§ **Your goal**: Transcribe the material word for word, but without the images.

** begin **

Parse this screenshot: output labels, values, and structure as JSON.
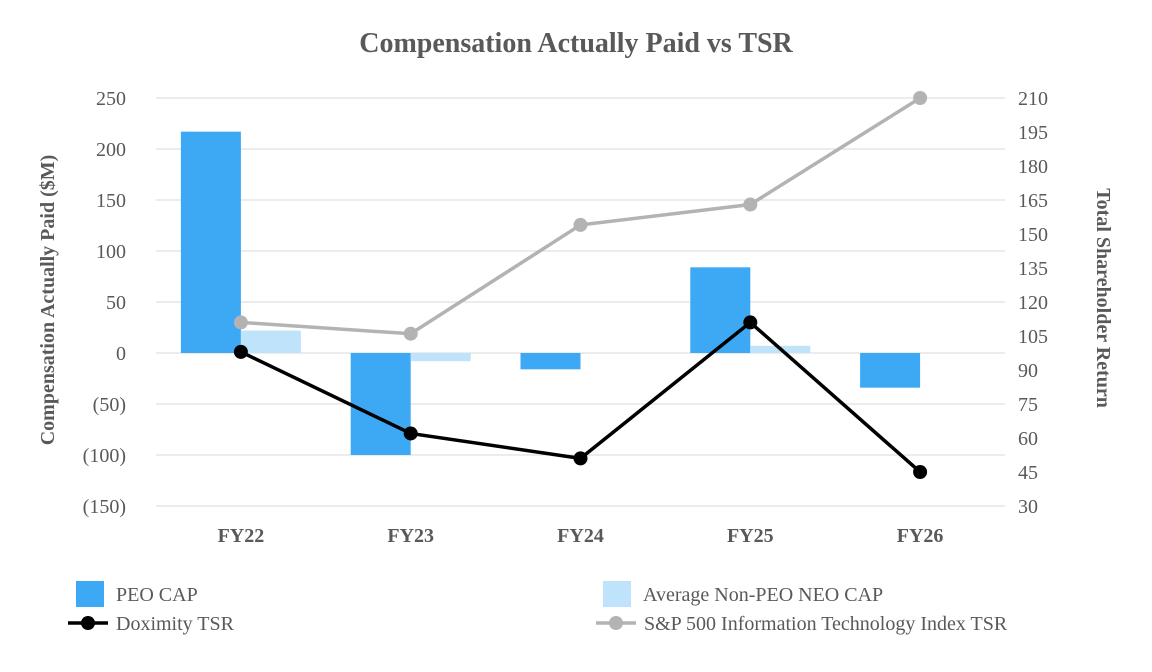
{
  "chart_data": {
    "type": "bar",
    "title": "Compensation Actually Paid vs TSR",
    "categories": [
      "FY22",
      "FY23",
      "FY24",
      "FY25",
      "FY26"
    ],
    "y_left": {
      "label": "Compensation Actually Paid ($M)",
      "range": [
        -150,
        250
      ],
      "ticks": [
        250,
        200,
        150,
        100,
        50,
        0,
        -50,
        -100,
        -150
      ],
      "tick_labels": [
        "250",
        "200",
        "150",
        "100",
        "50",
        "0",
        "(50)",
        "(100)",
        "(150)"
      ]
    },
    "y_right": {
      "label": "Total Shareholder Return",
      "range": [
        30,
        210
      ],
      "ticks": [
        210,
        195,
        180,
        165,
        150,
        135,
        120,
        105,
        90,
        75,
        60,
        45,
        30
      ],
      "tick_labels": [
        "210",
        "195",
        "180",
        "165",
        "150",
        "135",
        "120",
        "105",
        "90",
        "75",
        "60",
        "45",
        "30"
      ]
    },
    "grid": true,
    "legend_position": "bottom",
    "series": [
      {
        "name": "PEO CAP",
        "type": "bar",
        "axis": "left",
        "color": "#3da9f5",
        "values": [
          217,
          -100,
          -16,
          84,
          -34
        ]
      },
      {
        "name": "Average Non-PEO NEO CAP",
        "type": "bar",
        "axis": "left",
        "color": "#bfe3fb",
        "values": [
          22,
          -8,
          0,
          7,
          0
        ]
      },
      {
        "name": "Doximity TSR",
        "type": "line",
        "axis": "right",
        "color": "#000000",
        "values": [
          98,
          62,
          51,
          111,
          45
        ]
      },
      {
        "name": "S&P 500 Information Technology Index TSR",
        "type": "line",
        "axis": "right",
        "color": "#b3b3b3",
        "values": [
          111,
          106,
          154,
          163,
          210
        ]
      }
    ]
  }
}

** end **

§ **The reply**:
Parse this screenshot: output labels, values, and structure as JSON.
{
  "chart_data": {
    "type": "bar",
    "title": "Compensation Actually Paid vs TSR",
    "categories": [
      "FY22",
      "FY23",
      "FY24",
      "FY25",
      "FY26"
    ],
    "y_left": {
      "label": "Compensation Actually Paid ($M)",
      "range": [
        -150,
        250
      ],
      "ticks": [
        250,
        200,
        150,
        100,
        50,
        0,
        -50,
        -100,
        -150
      ],
      "tick_labels": [
        "250",
        "200",
        "150",
        "100",
        "50",
        "0",
        "(50)",
        "(100)",
        "(150)"
      ]
    },
    "y_right": {
      "label": "Total Shareholder Return",
      "range": [
        30,
        210
      ],
      "ticks": [
        210,
        195,
        180,
        165,
        150,
        135,
        120,
        105,
        90,
        75,
        60,
        45,
        30
      ],
      "tick_labels": [
        "210",
        "195",
        "180",
        "165",
        "150",
        "135",
        "120",
        "105",
        "90",
        "75",
        "60",
        "45",
        "30"
      ]
    },
    "grid": true,
    "legend_position": "bottom",
    "series": [
      {
        "name": "PEO CAP",
        "type": "bar",
        "axis": "left",
        "color": "#3da9f5",
        "values": [
          217,
          -100,
          -16,
          84,
          -34
        ]
      },
      {
        "name": "Average Non-PEO NEO CAP",
        "type": "bar",
        "axis": "left",
        "color": "#bfe3fb",
        "values": [
          22,
          -8,
          0,
          7,
          0
        ]
      },
      {
        "name": "Doximity TSR",
        "type": "line",
        "axis": "right",
        "color": "#000000",
        "values": [
          98,
          62,
          51,
          111,
          45
        ]
      },
      {
        "name": "S&P 500 Information Technology Index TSR",
        "type": "line",
        "axis": "right",
        "color": "#b3b3b3",
        "values": [
          111,
          106,
          154,
          163,
          210
        ]
      }
    ]
  }
}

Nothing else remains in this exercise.